» Exercise inputs:
--
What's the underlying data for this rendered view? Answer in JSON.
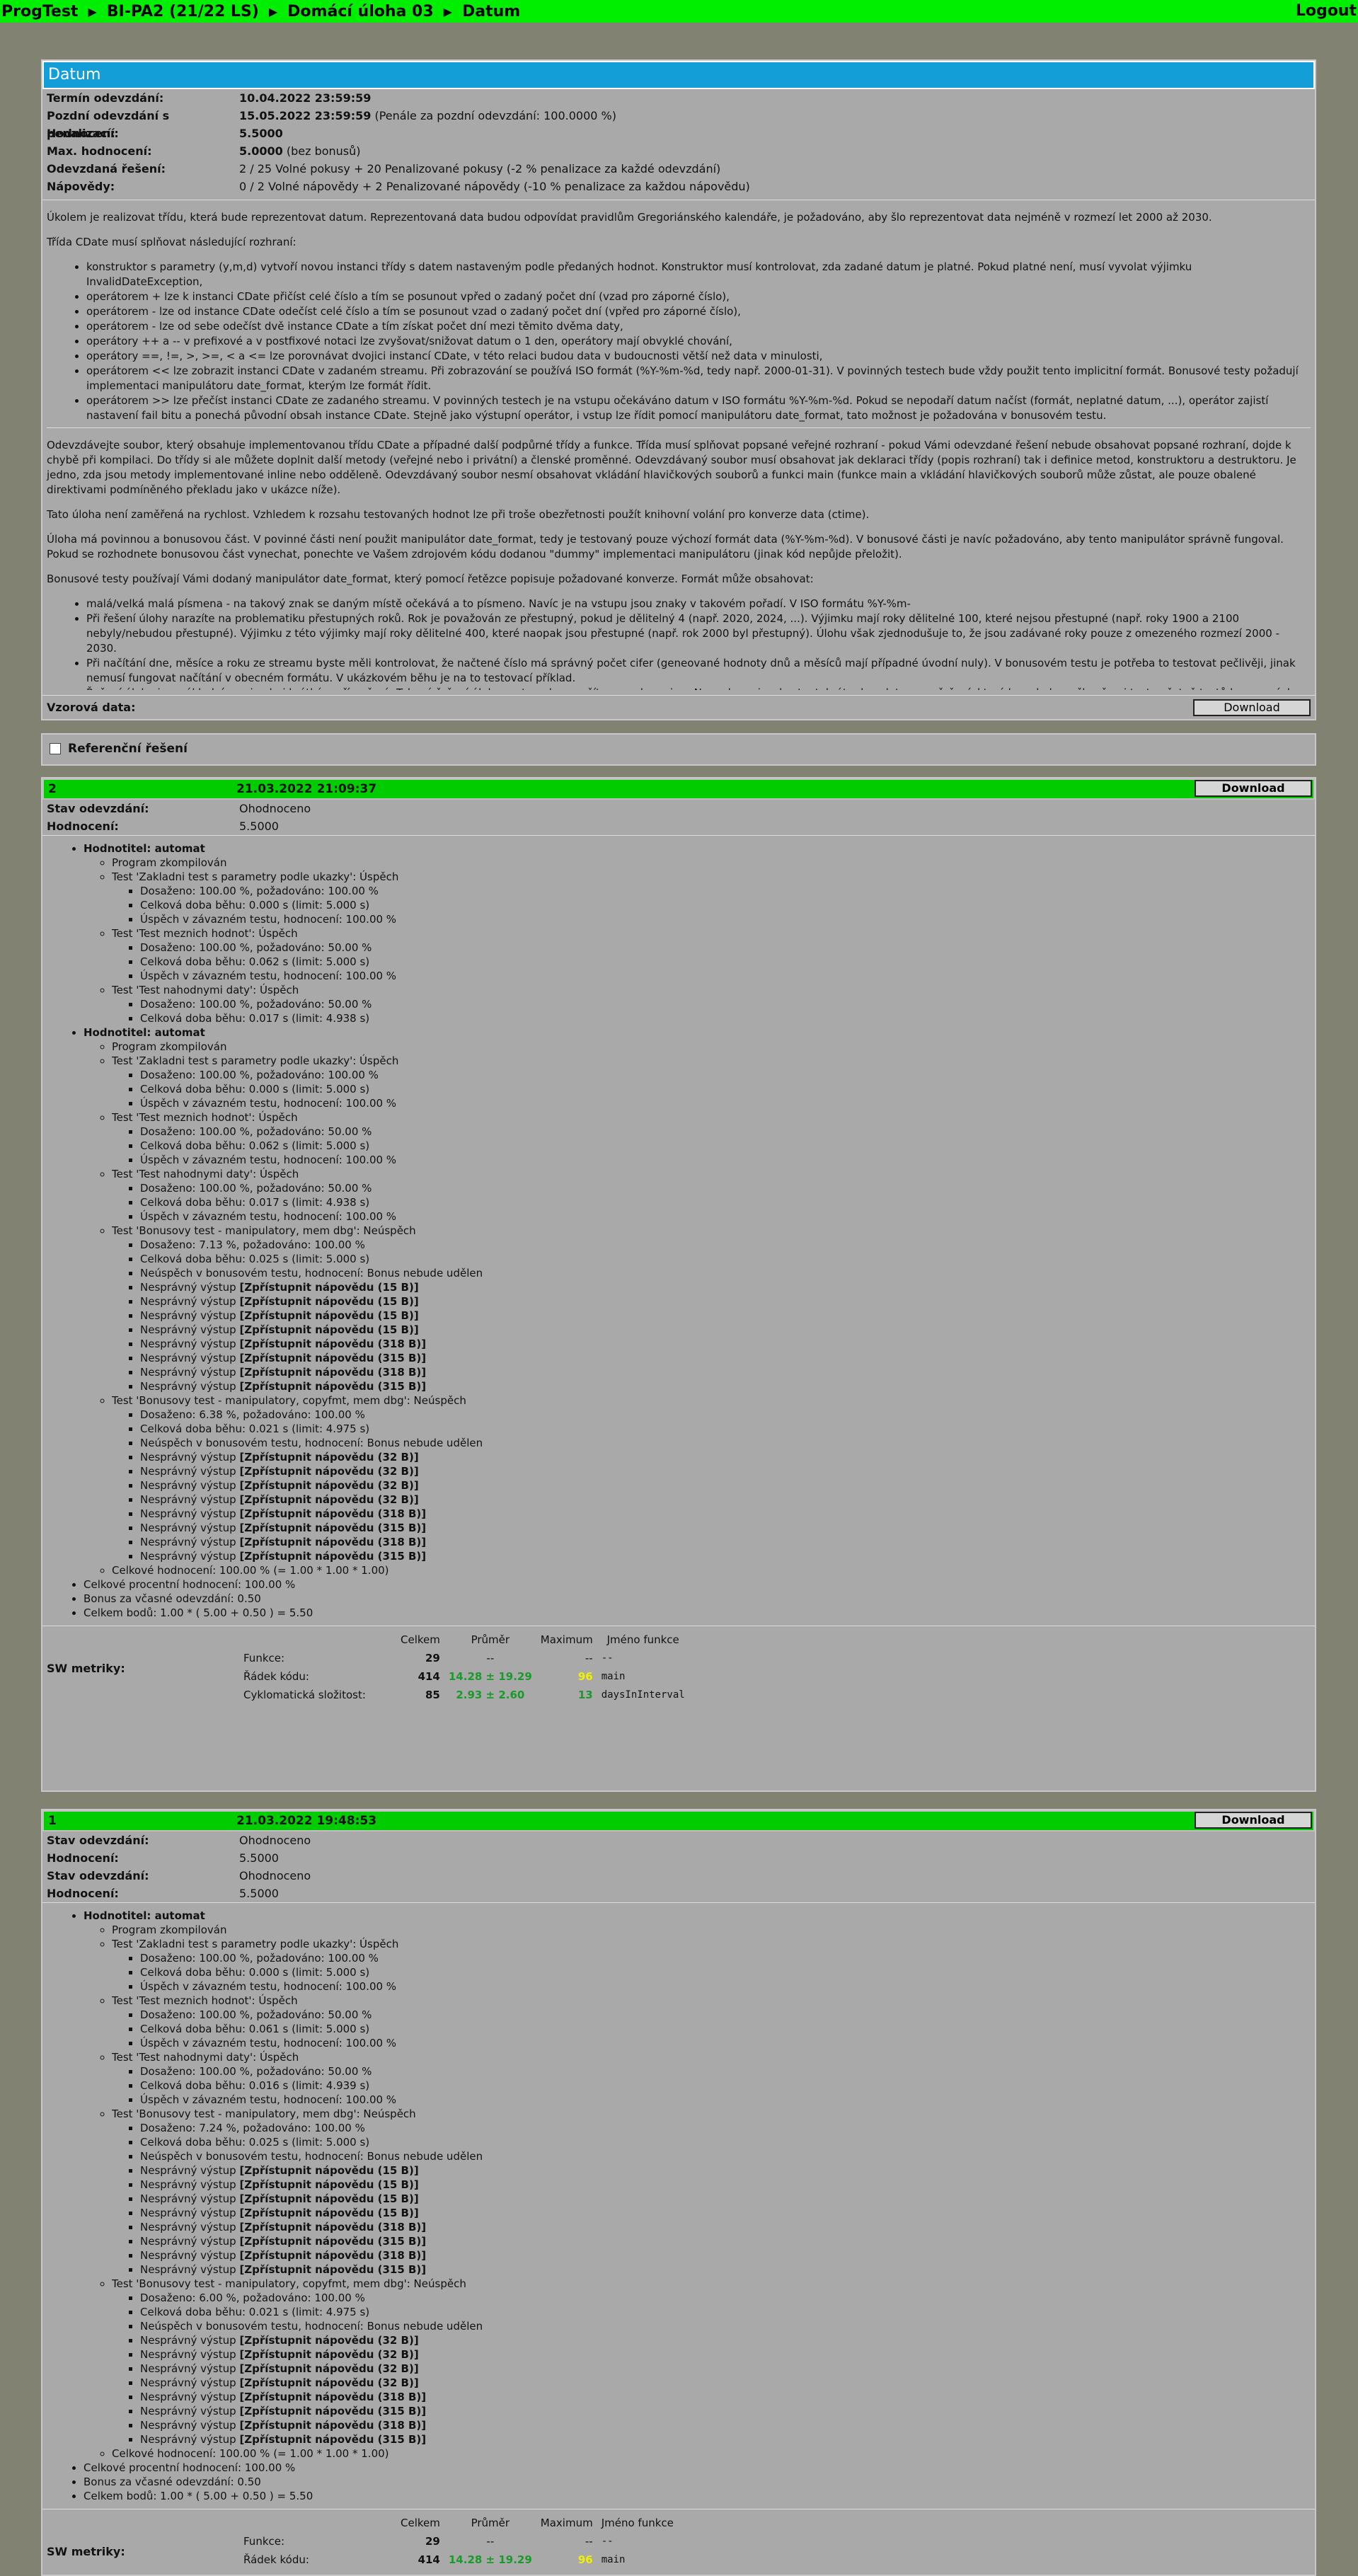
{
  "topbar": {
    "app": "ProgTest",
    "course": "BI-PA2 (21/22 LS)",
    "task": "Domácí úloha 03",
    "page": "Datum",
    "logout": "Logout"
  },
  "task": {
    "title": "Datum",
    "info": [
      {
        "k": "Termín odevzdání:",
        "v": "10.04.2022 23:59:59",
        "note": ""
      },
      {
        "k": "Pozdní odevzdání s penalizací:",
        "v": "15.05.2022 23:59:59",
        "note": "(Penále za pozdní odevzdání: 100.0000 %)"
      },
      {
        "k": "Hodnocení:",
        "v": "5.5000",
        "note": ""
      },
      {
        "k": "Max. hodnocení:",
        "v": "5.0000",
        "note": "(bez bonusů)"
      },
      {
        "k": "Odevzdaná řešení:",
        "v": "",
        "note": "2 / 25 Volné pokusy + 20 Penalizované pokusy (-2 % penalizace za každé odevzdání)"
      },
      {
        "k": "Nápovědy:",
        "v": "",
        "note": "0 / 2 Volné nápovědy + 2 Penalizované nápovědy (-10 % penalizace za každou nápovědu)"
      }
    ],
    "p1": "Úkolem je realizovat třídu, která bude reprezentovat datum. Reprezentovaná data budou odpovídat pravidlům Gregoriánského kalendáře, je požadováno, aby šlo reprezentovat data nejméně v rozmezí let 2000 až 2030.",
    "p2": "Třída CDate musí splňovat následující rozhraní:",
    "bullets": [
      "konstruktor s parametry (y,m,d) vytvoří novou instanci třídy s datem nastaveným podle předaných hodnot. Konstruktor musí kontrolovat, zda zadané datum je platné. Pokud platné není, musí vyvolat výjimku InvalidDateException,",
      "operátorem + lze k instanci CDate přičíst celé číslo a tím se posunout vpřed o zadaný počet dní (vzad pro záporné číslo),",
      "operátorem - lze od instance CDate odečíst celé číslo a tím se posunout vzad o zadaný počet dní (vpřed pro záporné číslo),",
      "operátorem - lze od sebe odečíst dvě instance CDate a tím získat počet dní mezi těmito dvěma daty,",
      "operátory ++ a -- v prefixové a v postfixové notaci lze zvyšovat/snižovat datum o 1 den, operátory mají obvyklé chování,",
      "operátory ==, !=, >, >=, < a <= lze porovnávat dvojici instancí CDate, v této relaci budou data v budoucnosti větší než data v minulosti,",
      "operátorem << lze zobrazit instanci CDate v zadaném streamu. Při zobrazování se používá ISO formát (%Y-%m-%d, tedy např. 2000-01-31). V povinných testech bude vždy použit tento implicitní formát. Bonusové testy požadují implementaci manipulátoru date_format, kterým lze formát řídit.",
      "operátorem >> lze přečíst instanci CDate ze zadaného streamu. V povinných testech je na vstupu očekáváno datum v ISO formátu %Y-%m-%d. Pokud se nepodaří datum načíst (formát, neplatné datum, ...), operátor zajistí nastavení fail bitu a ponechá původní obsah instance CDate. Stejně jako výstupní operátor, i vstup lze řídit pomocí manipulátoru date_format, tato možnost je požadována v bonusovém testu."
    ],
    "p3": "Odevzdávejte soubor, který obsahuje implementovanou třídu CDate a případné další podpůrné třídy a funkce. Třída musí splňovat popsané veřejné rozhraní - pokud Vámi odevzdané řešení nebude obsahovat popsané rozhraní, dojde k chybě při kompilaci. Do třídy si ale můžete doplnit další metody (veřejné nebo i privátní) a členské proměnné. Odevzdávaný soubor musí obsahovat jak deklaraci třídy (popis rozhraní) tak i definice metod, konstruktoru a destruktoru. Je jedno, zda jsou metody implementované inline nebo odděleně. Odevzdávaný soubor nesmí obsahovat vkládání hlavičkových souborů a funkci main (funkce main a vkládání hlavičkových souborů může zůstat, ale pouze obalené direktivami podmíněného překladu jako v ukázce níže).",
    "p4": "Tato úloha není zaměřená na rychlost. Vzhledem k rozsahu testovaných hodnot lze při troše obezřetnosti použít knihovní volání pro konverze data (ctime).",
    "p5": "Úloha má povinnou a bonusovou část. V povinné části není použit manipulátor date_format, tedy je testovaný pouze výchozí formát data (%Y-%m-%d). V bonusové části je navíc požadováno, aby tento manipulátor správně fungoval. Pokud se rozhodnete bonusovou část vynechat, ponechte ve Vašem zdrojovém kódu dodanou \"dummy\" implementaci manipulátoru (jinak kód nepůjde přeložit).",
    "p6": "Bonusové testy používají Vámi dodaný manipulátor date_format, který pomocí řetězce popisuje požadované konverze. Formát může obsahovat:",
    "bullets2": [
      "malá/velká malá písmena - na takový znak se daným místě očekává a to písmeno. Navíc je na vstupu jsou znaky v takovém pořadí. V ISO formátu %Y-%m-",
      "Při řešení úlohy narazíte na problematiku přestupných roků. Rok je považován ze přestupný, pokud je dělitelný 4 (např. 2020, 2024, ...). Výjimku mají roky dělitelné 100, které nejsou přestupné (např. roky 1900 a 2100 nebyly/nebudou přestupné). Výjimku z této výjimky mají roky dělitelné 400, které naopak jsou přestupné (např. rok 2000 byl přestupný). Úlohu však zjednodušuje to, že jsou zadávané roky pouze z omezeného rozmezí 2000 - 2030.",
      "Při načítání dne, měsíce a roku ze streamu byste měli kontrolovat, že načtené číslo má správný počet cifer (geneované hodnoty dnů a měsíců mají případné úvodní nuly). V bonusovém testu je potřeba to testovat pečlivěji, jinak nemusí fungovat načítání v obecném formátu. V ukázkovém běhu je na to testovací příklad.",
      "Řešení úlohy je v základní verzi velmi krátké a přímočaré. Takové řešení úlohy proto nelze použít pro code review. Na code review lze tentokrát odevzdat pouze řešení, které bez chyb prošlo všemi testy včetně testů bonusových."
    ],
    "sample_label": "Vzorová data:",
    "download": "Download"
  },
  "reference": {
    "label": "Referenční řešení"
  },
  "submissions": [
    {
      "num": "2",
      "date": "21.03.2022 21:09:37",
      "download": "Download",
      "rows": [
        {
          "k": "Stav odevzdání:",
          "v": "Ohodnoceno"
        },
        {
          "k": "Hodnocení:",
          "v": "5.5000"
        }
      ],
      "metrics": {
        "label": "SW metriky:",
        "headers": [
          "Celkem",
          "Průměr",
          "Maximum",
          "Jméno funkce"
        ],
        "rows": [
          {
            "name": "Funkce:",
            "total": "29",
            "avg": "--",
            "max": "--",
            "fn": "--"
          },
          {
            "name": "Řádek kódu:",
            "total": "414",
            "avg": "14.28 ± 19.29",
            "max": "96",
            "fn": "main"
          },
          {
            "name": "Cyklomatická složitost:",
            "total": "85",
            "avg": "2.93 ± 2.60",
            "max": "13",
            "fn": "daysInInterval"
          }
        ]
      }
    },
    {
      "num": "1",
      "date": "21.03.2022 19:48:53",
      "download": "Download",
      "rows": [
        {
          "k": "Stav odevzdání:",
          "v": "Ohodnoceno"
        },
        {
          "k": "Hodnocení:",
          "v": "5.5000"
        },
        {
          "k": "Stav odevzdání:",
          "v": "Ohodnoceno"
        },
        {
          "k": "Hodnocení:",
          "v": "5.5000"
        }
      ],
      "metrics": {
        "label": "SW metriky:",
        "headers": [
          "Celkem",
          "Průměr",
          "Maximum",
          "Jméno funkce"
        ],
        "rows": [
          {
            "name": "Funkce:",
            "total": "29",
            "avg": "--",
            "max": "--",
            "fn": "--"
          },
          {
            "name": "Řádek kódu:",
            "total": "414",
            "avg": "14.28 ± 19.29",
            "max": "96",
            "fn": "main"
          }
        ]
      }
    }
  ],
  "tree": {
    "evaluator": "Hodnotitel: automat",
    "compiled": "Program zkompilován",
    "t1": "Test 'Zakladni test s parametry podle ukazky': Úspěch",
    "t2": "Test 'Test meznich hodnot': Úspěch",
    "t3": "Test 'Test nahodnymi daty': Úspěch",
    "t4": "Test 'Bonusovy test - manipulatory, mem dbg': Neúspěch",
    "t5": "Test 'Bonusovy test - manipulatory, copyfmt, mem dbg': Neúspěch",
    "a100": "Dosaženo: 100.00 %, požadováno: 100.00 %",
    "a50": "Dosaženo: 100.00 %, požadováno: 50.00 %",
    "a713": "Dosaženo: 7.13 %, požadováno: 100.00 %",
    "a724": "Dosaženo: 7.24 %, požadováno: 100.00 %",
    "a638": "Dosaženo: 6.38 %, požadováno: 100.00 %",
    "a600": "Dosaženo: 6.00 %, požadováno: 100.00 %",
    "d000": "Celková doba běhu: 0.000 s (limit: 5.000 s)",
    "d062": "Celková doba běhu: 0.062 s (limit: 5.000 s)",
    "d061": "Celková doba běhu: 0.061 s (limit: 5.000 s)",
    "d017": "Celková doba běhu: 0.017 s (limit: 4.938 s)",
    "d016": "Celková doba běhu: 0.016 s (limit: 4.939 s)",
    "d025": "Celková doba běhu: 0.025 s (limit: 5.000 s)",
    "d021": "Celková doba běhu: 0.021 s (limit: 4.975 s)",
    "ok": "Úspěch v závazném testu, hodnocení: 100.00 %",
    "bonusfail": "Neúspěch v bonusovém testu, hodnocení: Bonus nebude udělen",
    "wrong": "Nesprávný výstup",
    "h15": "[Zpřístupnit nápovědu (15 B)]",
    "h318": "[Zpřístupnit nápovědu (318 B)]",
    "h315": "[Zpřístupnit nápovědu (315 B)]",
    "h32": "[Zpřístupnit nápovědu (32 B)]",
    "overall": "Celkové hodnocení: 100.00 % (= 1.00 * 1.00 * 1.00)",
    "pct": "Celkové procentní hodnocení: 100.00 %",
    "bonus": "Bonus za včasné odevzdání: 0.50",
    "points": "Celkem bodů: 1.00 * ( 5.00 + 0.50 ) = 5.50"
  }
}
--
How many lines of the records contain the string "které"? Respond with the number alone.

2